* [Saved data entries]
- - -
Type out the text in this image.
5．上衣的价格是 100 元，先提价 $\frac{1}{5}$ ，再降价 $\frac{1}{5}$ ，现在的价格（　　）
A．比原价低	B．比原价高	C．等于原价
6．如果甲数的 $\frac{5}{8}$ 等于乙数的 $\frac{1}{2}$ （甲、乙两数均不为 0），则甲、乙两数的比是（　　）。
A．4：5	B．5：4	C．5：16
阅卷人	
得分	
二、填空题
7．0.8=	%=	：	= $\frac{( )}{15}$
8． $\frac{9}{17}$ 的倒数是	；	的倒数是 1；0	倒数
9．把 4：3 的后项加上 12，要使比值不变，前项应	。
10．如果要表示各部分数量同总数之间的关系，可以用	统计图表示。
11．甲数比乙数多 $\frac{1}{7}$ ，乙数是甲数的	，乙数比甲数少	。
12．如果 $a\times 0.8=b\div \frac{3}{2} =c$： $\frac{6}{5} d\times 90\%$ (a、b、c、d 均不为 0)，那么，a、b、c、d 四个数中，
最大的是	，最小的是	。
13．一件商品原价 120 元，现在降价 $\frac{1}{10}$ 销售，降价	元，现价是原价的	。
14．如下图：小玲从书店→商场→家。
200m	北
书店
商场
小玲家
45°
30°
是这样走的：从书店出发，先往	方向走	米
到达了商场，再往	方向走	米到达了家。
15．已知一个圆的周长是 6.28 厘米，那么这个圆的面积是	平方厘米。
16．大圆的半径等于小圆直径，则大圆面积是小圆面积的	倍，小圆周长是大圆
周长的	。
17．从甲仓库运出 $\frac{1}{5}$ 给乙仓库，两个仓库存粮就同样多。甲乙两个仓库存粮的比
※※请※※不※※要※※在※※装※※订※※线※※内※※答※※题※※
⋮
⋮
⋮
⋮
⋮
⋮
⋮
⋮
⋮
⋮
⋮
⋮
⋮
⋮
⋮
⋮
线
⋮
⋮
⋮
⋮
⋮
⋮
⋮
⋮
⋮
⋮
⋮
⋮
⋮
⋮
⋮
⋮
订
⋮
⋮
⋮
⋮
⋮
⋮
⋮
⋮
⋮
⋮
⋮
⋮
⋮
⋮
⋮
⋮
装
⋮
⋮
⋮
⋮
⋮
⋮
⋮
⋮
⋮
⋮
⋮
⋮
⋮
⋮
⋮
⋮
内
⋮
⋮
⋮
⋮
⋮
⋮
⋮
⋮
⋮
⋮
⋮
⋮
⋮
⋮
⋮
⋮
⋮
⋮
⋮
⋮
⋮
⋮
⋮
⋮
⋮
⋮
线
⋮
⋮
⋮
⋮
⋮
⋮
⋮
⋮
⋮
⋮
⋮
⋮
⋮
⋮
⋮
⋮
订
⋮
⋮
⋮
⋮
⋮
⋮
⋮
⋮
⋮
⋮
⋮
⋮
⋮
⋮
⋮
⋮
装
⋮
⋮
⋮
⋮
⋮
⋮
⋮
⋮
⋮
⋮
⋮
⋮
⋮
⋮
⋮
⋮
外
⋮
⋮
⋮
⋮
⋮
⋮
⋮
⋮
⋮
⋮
- - -
* [EXERCISE] Would you copy out each line exactly as written?

* [OUTPUT]
Type out the text in this image.
5．上衣的价格是 100 元，先提价 $\frac{1}{5}$ ，再降价 $\frac{1}{5}$ ，现在的价格（　　）
A．比原价低	B．比原价高	C．等于原价
6．如果甲数的 $\frac{5}{8}$ 等于乙数的 $\frac{1}{2}$ （甲、乙两数均不为 0），则甲、乙两数的比是（　　）。
A．4：5	B．5：4	C．5：16
阅卷人	
得分	
二、填空题
7．0.8=	%=	：	= $\frac{( )}{15}$
8． $\frac{9}{17}$ 的倒数是	；	的倒数是 1；0	倒数
9．把 4：3 的后项加上 12，要使比值不变，前项应	。
10．如果要表示各部分数量同总数之间的关系，可以用	统计图表示。
11．甲数比乙数多 $\frac{1}{7}$ ，乙数是甲数的	，乙数比甲数少	。
12．如果 $a\times 0.8=b\div \frac{3}{2} =c$： $\frac{6}{5} d\times 90\%$ (a、b、c、d 均不为 0)，那么，a、b、c、d 四个数中，
最大的是	，最小的是	。
13．一件商品原价 120 元，现在降价 $\frac{1}{10}$ 销售，降价	元，现价是原价的	。
14．如下图：小玲从书店→商场→家。
200m	北
书店
商场
小玲家
45°
30°
是这样走的：从书店出发，先往	方向走	米
到达了商场，再往	方向走	米到达了家。
15．已知一个圆的周长是 6.28 厘米，那么这个圆的面积是	平方厘米。
16．大圆的半径等于小圆直径，则大圆面积是小圆面积的	倍，小圆周长是大圆
周长的	。
17．从甲仓库运出 $\frac{1}{5}$ 给乙仓库，两个仓库存粮就同样多。甲乙两个仓库存粮的比
※※请※※不※※要※※在※※装※※订※※线※※内※※答※※题※※
⋮
⋮
⋮
⋮
⋮
⋮
⋮
⋮
⋮
⋮
⋮
⋮
⋮
⋮
⋮
⋮
线
⋮
⋮
⋮
⋮
⋮
⋮
⋮
⋮
⋮
⋮
⋮
⋮
⋮
⋮
⋮
⋮
订
⋮
⋮
⋮
⋮
⋮
⋮
⋮
⋮
⋮
⋮
⋮
⋮
⋮
⋮
⋮
⋮
装
⋮
⋮
⋮
⋮
⋮
⋮
⋮
⋮
⋮
⋮
⋮
⋮
⋮
⋮
⋮
⋮
内
⋮
⋮
⋮
⋮
⋮
⋮
⋮
⋮
⋮
⋮
⋮
⋮
⋮
⋮
⋮
⋮
⋮
⋮
⋮
⋮
⋮
⋮
⋮
⋮
⋮
⋮
线
⋮
⋮
⋮
⋮
⋮
⋮
⋮
⋮
⋮
⋮
⋮
⋮
⋮
⋮
⋮
⋮
订
⋮
⋮
⋮
⋮
⋮
⋮
⋮
⋮
⋮
⋮
⋮
⋮
⋮
⋮
⋮
⋮
装
⋮
⋮
⋮
⋮
⋮
⋮
⋮
⋮
⋮
⋮
⋮
⋮
⋮
⋮
⋮
⋮
外
⋮
⋮
⋮
⋮
⋮
⋮
⋮
⋮
⋮
⋮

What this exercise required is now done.